▶ Задача 1: Воспроизведите без изменений часть исходных строк ниже: начните со строки, содержащей «ferro-block — [284, 537, 403, 578]», и остановитесь после строки, содержащей «molten-iron-puddle — [331, 405, 480, 468]».

▶ Текст для чтения:
______

Жизнерадостный коронер в 1949 году стал командором Ордена Британской империи, а в 1958 году он был удостоен рыцарского звания. В следующем году Перчас вышел на пенсию, после чего только и делал, что выращивал свиней да слушал оперы Гилберта и Салливана. Писать мемуары он не хотел: «Всякий раз, когда я что-нибудь рассказываю, мне кажется, что я начинаю греметь костями скелета у кого-нибудь в шкафу». Это в полной мере относилось к его роли в операции «Фарш». Сэр Бентли Перчас умер в 1961 году после того, как упал с крыши, где чинил телеантенну. Весьма характерно, что сэр Бентли, проведя около 20 тысяч посмертных дознаний, оставил после себя маленькую посмертную тайну: коронер, занимавшийся его случаем, не смог установить, когда произошел сердечный приступ, от которого он умер: до или после падения с крыши.

______

▶ Исходные строки:
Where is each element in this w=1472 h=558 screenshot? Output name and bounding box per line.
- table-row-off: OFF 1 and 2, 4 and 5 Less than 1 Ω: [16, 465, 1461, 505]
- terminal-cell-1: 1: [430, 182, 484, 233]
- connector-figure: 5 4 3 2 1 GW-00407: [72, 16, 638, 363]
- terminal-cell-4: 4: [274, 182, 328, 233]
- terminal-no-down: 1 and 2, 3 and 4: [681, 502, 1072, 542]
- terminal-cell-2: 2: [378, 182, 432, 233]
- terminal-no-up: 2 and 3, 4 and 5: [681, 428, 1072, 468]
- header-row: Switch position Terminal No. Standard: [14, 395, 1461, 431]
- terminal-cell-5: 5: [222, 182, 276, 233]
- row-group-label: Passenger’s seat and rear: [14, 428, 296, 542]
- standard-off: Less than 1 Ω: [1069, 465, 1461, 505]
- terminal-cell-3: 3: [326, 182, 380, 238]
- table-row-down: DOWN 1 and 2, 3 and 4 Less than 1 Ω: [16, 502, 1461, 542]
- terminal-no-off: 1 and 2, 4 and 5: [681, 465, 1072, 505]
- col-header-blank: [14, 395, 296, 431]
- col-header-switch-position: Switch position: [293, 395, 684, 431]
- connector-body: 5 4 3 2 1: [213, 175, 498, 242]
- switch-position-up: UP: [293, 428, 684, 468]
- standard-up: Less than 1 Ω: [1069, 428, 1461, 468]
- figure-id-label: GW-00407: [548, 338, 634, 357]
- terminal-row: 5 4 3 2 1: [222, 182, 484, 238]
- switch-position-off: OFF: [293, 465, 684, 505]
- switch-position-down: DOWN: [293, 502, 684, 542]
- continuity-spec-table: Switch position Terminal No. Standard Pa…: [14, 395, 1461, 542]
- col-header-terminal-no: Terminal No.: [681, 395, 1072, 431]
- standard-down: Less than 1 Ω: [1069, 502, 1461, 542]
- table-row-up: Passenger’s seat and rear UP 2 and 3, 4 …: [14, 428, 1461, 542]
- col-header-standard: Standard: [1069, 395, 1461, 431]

______

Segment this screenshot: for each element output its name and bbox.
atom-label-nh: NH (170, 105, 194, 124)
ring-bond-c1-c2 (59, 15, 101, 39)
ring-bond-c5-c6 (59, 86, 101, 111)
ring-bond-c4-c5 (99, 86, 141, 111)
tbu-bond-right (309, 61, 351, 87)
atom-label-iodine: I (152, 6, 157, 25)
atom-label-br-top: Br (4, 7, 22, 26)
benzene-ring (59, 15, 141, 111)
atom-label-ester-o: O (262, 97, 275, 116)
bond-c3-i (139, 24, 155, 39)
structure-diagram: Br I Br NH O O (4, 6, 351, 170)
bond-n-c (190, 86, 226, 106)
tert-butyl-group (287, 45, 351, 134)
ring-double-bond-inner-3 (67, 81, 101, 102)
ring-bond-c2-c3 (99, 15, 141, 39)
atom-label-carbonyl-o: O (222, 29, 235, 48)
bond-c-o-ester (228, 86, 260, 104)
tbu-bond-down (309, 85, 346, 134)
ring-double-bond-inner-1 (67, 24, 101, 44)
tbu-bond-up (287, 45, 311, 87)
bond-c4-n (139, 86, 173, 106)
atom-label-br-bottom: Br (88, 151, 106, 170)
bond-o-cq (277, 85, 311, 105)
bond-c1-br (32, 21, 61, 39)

______

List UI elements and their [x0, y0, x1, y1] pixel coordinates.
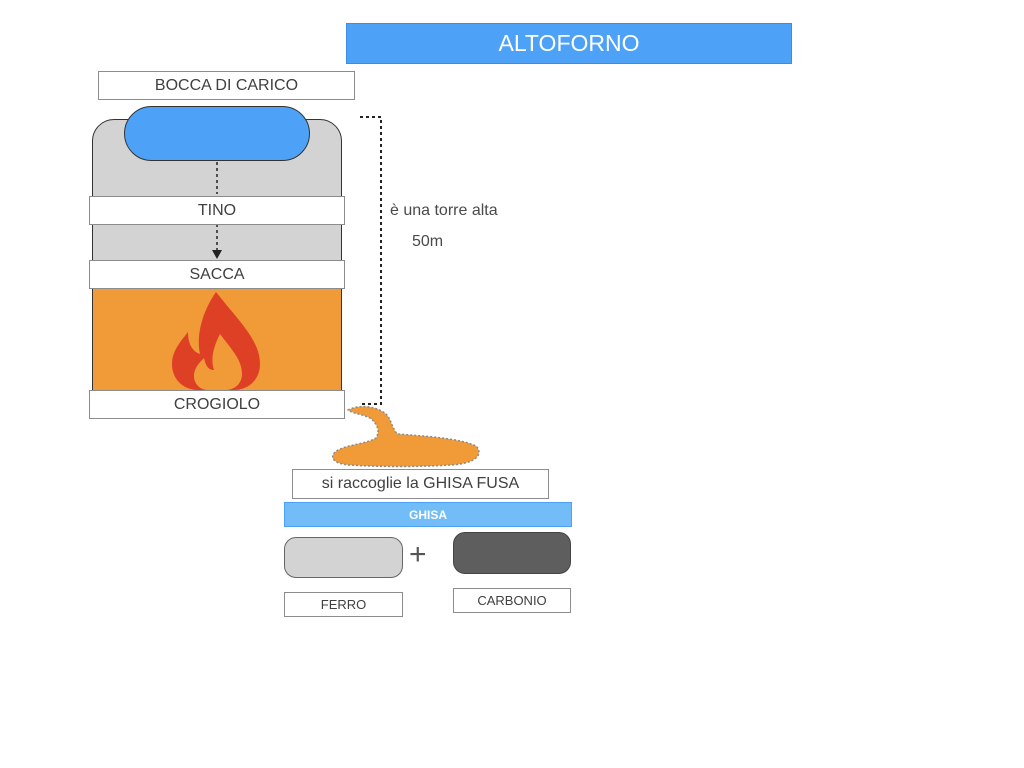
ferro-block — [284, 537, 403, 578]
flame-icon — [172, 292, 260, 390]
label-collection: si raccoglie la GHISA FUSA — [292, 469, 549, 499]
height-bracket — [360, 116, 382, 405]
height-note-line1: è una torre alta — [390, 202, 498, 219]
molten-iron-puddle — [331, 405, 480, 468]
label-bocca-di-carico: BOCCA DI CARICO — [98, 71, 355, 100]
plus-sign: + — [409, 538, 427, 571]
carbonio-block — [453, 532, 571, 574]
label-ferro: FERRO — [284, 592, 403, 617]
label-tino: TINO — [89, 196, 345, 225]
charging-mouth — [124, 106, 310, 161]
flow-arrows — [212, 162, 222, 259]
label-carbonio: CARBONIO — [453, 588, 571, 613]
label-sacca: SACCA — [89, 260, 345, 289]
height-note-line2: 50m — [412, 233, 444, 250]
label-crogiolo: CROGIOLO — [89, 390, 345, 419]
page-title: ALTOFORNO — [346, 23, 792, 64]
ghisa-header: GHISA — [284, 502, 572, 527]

______

▶ Задача 2: Согласно тексту для чтения, в каком году Бентли Перчас был удостоен рыцарского звания?

▶ Ожидаемый ответ 1:
ferro-block — [284, 537, 403, 578]
flame-icon — [172, 292, 260, 390]
label-collection: si raccoglie la GHISA FUSA — [292, 469, 549, 499]
height-bracket — [360, 116, 382, 405]
height-note-line1: è una torre alta — [390, 202, 498, 219]
molten-iron-puddle — [331, 405, 480, 468]

▶ Ожидаемый ответ 2: В 1958 году.